- **GIVEN PROBLEM**
Exactly repeat the material, dropping every picture from the copy.

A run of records
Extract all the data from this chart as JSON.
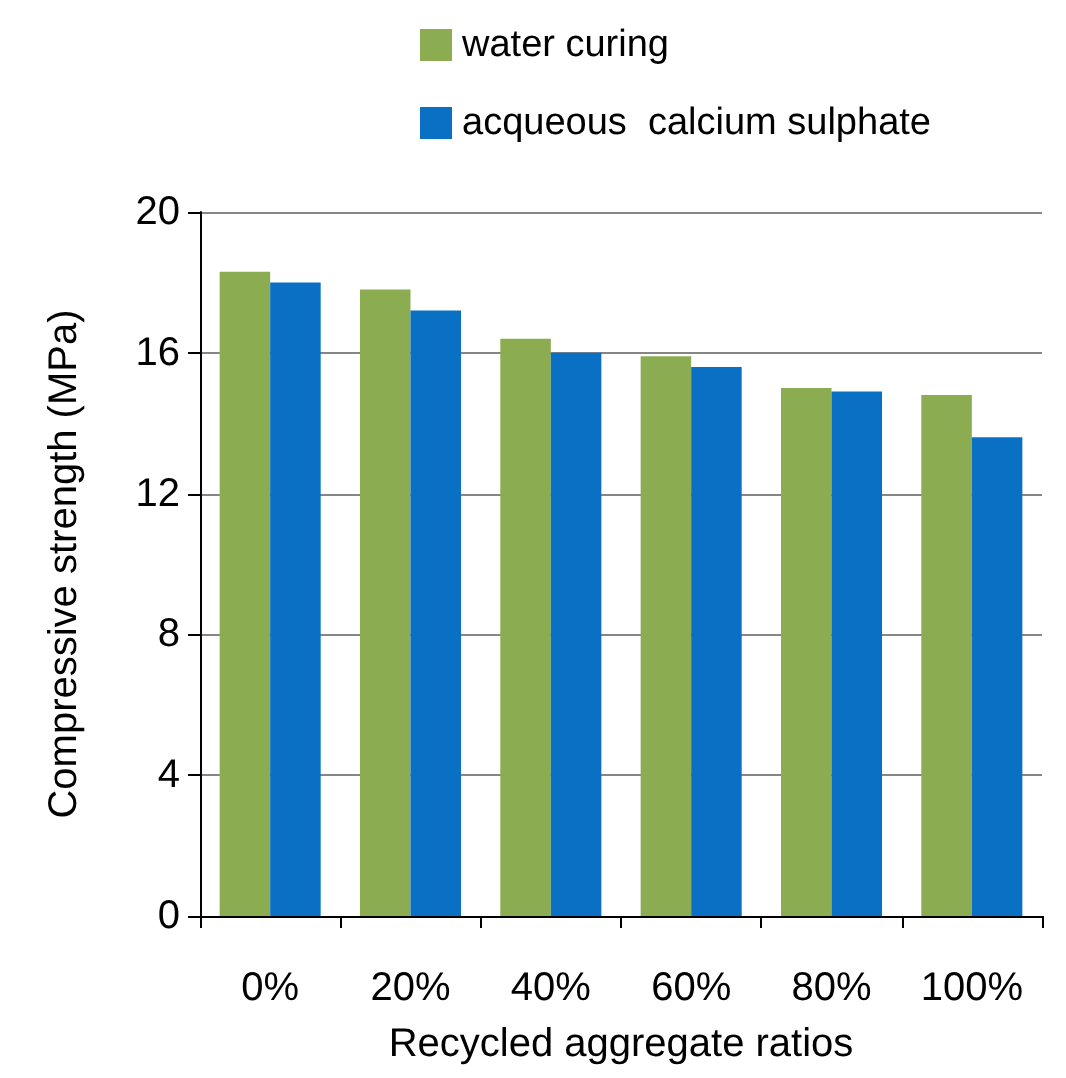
{
  "chart_data": {
    "type": "bar",
    "xlabel": "Recycled aggregate ratios",
    "ylabel": "Compressive strength (MPa)",
    "categories": [
      "0%",
      "20%",
      "40%",
      "60%",
      "80%",
      "100%"
    ],
    "series": [
      {
        "name": "water curing",
        "color": "#8cac52",
        "values": [
          18.3,
          17.8,
          16.4,
          15.9,
          15.0,
          14.8
        ]
      },
      {
        "name": "acqueous  calcium sulphate",
        "color": "#0a70c4",
        "values": [
          18.0,
          17.2,
          16.0,
          15.6,
          14.9,
          13.6
        ]
      }
    ],
    "ylim": [
      0,
      20
    ],
    "yticks": [
      0,
      4,
      8,
      12,
      16,
      20
    ],
    "grid": "y",
    "legend": "top"
  }
}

- **RESPONSE TO THIS EXERCISE**
Extract all the data from this chart as JSON.
{
  "chart_data": {
    "type": "bar",
    "xlabel": "Recycled aggregate ratios",
    "ylabel": "Compressive strength (MPa)",
    "categories": [
      "0%",
      "20%",
      "40%",
      "60%",
      "80%",
      "100%"
    ],
    "series": [
      {
        "name": "water curing",
        "color": "#8cac52",
        "values": [
          18.3,
          17.8,
          16.4,
          15.9,
          15.0,
          14.8
        ]
      },
      {
        "name": "acqueous  calcium sulphate",
        "color": "#0a70c4",
        "values": [
          18.0,
          17.2,
          16.0,
          15.6,
          14.9,
          13.6
        ]
      }
    ],
    "ylim": [
      0,
      20
    ],
    "yticks": [
      0,
      4,
      8,
      12,
      16,
      20
    ],
    "grid": "y",
    "legend": "top"
  }
}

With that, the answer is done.